**Exercise:** Reproduce the data in its entirety, exactly as supplied.

_ _ _ _ _ _ _

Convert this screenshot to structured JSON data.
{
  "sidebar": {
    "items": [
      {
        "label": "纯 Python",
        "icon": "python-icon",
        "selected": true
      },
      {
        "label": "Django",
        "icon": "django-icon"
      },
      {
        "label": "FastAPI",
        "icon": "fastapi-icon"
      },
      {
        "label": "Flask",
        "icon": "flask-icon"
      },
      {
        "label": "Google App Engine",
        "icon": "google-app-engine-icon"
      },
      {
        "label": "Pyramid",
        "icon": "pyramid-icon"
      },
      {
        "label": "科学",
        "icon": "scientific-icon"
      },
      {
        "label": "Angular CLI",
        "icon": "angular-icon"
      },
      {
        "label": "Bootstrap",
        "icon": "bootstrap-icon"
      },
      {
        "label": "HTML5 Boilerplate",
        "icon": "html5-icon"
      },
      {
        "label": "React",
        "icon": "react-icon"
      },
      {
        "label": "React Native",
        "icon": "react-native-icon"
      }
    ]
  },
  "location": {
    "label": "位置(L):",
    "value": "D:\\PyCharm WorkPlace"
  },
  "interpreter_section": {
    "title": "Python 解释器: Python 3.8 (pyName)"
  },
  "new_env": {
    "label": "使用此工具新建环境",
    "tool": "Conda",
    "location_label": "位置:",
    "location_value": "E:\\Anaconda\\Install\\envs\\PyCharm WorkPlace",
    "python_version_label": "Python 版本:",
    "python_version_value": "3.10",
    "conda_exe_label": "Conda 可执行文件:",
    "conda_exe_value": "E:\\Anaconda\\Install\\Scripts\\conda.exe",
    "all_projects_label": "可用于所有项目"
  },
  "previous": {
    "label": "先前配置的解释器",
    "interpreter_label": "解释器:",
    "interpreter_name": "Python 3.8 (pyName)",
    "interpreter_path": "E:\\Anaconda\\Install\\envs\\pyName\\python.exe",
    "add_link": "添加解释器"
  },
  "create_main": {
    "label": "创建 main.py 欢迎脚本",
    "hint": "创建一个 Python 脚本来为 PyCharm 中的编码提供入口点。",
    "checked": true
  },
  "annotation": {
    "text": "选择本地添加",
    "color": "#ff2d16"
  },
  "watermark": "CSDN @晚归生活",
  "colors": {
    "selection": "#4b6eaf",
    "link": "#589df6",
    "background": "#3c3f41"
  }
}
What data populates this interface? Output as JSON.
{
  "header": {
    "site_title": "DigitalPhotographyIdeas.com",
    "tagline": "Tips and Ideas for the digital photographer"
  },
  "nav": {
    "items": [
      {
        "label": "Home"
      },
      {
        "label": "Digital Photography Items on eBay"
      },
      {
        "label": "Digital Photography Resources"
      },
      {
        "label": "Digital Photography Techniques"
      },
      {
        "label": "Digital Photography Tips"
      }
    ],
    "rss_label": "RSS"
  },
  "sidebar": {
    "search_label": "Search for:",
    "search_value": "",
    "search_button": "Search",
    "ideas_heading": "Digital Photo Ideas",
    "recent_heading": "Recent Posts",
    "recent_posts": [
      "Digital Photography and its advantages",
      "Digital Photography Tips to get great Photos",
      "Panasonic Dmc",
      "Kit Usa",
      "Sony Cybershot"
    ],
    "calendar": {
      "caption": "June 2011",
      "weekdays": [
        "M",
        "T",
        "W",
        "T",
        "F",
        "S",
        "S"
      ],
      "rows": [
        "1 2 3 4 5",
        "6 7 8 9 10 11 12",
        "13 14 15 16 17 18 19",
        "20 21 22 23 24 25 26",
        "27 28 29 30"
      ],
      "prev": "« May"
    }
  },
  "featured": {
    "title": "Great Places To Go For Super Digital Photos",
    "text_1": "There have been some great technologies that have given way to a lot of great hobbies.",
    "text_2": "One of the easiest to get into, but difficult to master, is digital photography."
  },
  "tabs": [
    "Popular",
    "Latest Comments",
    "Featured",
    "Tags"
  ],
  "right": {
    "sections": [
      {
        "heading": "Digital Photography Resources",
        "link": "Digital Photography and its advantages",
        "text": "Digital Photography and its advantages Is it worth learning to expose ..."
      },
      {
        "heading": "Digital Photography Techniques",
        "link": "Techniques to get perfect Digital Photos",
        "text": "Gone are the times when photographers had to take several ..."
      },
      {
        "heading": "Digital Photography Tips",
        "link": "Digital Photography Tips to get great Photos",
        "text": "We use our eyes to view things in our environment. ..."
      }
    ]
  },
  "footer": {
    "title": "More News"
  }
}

_ _ _ _ _ _ _

**Complete response:**
Convert this screenshot to structured JSON data.
{
  "sidebar": {
    "items": [
      {
        "label": "纯 Python",
        "icon": "python-icon",
        "selected": true
      },
      {
        "label": "Django",
        "icon": "django-icon"
      },
      {
        "label": "FastAPI",
        "icon": "fastapi-icon"
      },
      {
        "label": "Flask",
        "icon": "flask-icon"
      },
      {
        "label": "Google App Engine",
        "icon": "google-app-engine-icon"
      },
      {
        "label": "Pyramid",
        "icon": "pyramid-icon"
      },
      {
        "label": "科学",
        "icon": "scientific-icon"
      },
      {
        "label": "Angular CLI",
        "icon": "angular-icon"
      },
      {
        "label": "Bootstrap",
        "icon": "bootstrap-icon"
      },
      {
        "label": "HTML5 Boilerplate",
        "icon": "html5-icon"
      },
      {
        "label": "React",
        "icon": "react-icon"
      },
      {
        "label": "React Native",
        "icon": "react-native-icon"
      }
    ]
  },
  "location": {
    "label": "位置(L):",
    "value": "D:\\PyCharm WorkPlace"
  },
  "interpreter_section": {
    "title": "Python 解释器: Python 3.8 (pyName)"
  },
  "new_env": {
    "label": "使用此工具新建环境",
    "tool": "Conda",
    "location_label": "位置:",
    "location_value": "E:\\Anaconda\\Install\\envs\\PyCharm WorkPlace",
    "python_version_label": "Python 版本:",
    "python_version_value": "3.10",
    "conda_exe_label": "Conda 可执行文件:",
    "conda_exe_value": "E:\\Anaconda\\Install\\Scripts\\conda.exe",
    "all_projects_label": "可用于所有项目"
  },
  "previous": {
    "label": "先前配置的解释器",
    "interpreter_label": "解释器:",
    "interpreter_name": "Python 3.8 (pyName)",
    "interpreter_path": "E:\\Anaconda\\Install\\envs\\pyName\\python.exe",
    "add_link": "添加解释器"
  },
  "create_main": {
    "label": "创建 main.py 欢迎脚本",
    "hint": "创建一个 Python 脚本来为 PyCharm 中的编码提供入口点。",
    "checked": true
  },
  "annotation": {
    "text": "选择本地添加",
    "color": "#ff2d16"
  },
  "watermark": "CSDN @晚归生活",
  "colors": {
    "selection": "#4b6eaf",
    "link": "#589df6",
    "background": "#3c3f41"
  }
}
What data populates this interface? Output as JSON.
{
  "header": {
    "site_title": "DigitalPhotographyIdeas.com",
    "tagline": "Tips and Ideas for the digital photographer"
  },
  "nav": {
    "items": [
      {
        "label": "Home"
      },
      {
        "label": "Digital Photography Items on eBay"
      },
      {
        "label": "Digital Photography Resources"
      },
      {
        "label": "Digital Photography Techniques"
      },
      {
        "label": "Digital Photography Tips"
      }
    ],
    "rss_label": "RSS"
  },
  "sidebar": {
    "search_label": "Search for:",
    "search_value": "",
    "search_button": "Search",
    "ideas_heading": "Digital Photo Ideas",
    "recent_heading": "Recent Posts",
    "recent_posts": [
      "Digital Photography and its advantages",
      "Digital Photography Tips to get great Photos",
      "Panasonic Dmc",
      "Kit Usa",
      "Sony Cybershot"
    ],
    "calendar": {
      "caption": "June 2011",
      "weekdays": [
        "M",
        "T",
        "W",
        "T",
        "F",
        "S",
        "S"
      ],
      "rows": [
        "1 2 3 4 5",
        "6 7 8 9 10 11 12",
        "13 14 15 16 17 18 19",
        "20 21 22 23 24 25 26",
        "27 28 29 30"
      ],
      "prev": "« May"
    }
  },
  "featured": {
    "title": "Great Places To Go For Super Digital Photos",
    "text_1": "There have been some great technologies that have given way to a lot of great hobbies.",
    "text_2": "One of the easiest to get into, but difficult to master, is digital photography."
  },
  "tabs": [
    "Popular",
    "Latest Comments",
    "Featured",
    "Tags"
  ],
  "right": {
    "sections": [
      {
        "heading": "Digital Photography Resources",
        "link": "Digital Photography and its advantages",
        "text": "Digital Photography and its advantages Is it worth learning to expose ..."
      },
      {
        "heading": "Digital Photography Techniques",
        "link": "Techniques to get perfect Digital Photos",
        "text": "Gone are the times when photographers had to take several ..."
      },
      {
        "heading": "Digital Photography Tips",
        "link": "Digital Photography Tips to get great Photos",
        "text": "We use our eyes to view things in our environment. ..."
      }
    ]
  },
  "footer": {
    "title": "More News"
  }
}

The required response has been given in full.